Start of Data listing
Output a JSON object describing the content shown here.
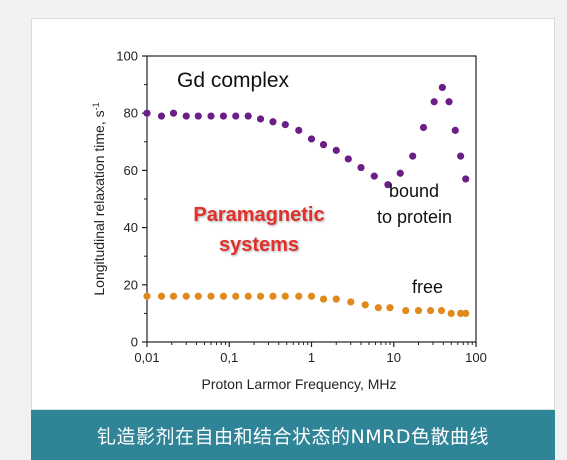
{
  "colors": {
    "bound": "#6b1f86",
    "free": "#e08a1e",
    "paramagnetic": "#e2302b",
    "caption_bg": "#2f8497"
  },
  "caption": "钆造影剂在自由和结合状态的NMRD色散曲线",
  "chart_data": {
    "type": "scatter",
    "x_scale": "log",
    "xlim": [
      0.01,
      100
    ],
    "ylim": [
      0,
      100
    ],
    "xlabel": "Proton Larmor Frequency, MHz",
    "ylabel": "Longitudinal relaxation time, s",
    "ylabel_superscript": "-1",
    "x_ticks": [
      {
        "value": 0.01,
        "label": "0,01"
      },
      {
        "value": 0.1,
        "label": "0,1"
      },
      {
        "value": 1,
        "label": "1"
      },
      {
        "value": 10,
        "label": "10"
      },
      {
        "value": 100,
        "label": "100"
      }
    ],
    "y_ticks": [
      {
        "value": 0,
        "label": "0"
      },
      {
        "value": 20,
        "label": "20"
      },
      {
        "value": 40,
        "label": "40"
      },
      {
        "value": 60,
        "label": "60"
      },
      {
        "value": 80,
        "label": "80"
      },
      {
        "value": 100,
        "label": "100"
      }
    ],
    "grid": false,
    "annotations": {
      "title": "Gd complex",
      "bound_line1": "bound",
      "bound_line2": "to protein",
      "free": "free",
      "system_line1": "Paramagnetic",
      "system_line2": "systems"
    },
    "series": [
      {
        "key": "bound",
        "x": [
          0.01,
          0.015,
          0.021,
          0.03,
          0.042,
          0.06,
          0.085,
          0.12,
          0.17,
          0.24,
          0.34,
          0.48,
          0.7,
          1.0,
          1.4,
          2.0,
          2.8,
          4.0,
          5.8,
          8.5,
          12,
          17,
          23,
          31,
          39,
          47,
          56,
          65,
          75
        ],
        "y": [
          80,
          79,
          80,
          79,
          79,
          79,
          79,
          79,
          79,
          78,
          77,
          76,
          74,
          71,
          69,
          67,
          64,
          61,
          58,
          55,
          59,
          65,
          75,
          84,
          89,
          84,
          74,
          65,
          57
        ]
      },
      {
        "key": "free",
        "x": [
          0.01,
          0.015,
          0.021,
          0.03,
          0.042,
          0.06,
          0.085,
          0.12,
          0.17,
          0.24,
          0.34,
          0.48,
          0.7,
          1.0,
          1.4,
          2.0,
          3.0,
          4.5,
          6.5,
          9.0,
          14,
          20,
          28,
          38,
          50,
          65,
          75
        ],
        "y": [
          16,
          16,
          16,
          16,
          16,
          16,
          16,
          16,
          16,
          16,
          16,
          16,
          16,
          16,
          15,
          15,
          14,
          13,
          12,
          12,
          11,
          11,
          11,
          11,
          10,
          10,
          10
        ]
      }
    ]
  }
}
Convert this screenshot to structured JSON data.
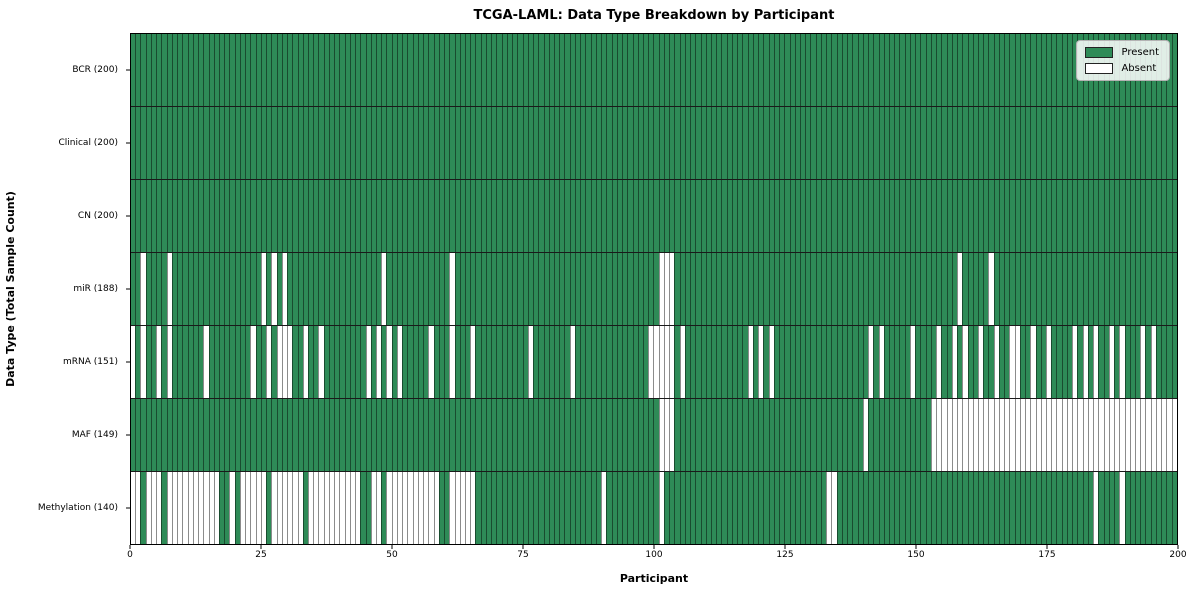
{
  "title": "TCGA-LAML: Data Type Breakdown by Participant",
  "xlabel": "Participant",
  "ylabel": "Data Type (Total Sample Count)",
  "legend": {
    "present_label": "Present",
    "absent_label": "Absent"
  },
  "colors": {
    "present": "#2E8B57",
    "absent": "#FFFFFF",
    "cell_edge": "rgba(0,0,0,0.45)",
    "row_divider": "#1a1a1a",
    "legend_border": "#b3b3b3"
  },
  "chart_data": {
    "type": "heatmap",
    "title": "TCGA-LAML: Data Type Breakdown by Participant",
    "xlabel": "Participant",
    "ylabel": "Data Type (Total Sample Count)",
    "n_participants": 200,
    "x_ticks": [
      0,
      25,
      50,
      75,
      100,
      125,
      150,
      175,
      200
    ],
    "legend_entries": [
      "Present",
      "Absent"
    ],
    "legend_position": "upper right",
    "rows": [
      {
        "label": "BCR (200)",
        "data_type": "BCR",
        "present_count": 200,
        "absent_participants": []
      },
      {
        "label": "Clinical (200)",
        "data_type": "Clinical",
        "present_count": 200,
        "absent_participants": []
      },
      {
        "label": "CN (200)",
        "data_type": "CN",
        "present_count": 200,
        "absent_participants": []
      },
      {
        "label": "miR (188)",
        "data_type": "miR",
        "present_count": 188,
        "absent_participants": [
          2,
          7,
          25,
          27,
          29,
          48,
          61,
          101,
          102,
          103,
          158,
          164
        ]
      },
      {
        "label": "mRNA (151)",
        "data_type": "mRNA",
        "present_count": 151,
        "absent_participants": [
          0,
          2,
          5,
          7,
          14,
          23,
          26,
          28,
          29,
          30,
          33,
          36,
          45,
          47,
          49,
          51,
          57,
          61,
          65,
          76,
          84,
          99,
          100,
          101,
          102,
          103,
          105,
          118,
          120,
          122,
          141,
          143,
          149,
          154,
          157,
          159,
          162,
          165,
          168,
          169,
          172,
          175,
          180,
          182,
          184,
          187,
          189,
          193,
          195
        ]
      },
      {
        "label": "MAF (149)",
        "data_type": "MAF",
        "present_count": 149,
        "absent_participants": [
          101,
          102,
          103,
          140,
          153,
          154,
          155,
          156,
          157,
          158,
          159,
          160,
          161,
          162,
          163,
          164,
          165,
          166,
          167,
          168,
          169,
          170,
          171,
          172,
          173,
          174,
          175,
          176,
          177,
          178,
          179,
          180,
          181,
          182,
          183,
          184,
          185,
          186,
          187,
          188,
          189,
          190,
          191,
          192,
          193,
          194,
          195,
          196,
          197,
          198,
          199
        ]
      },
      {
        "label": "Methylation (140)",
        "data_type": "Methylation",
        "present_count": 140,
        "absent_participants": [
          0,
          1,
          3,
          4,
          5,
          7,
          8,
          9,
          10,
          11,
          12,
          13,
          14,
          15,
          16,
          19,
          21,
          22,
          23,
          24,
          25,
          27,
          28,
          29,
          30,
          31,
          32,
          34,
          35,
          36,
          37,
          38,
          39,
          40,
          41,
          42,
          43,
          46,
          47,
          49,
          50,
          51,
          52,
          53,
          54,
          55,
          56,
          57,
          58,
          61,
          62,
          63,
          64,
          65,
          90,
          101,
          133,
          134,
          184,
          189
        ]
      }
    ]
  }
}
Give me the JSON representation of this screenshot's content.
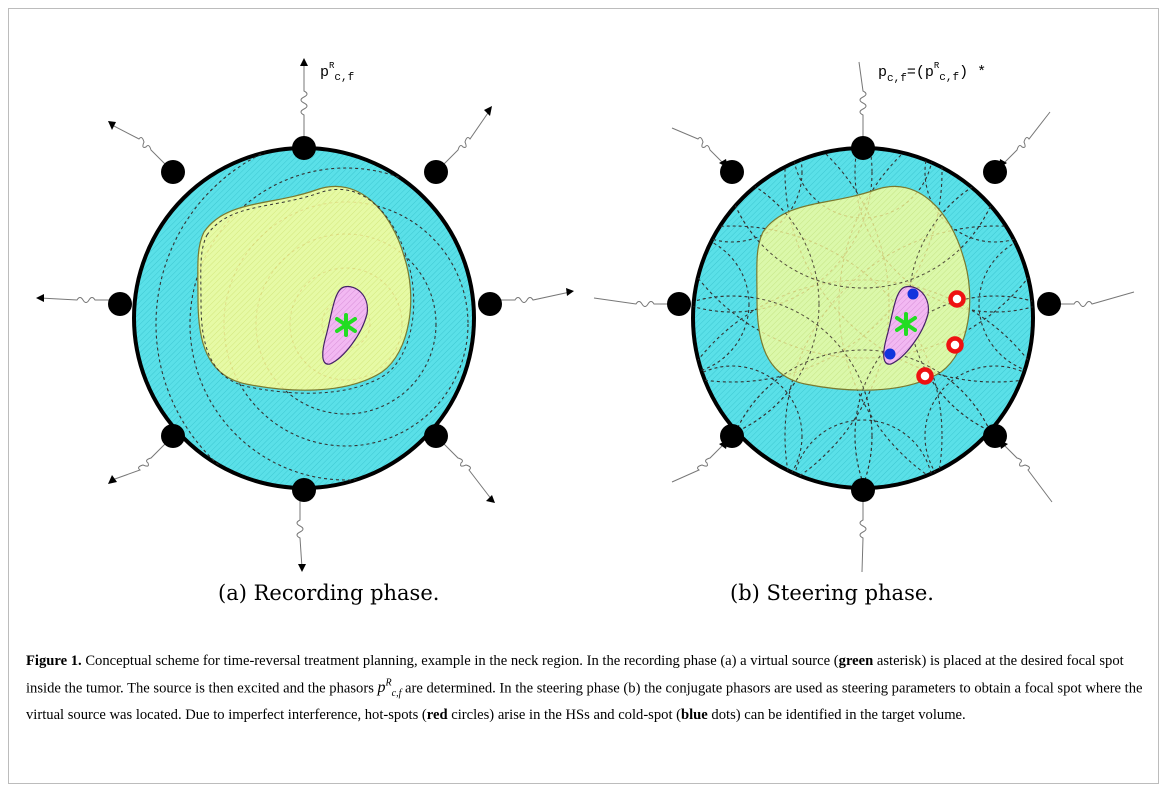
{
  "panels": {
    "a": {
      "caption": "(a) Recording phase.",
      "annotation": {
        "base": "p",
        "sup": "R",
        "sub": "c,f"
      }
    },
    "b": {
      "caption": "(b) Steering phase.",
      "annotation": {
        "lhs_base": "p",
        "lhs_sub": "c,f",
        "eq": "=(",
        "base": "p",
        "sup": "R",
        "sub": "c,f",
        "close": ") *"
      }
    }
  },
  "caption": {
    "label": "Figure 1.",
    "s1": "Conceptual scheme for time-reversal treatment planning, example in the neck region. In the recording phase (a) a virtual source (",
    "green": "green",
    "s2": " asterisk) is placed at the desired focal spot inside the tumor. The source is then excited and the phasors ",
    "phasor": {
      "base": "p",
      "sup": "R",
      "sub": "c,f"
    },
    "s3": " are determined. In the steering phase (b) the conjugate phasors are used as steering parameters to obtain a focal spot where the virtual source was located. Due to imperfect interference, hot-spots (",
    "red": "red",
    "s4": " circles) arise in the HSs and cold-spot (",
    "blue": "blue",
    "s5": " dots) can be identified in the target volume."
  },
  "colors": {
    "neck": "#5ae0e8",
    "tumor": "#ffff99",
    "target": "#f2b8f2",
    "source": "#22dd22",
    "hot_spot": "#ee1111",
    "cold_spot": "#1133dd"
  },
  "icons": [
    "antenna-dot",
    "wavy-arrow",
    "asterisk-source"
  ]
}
End of Data listing
- [Your assignment]
Give the number of lines in the records above in which the word "value" appears. Include no other text.

- [Exercise result]
11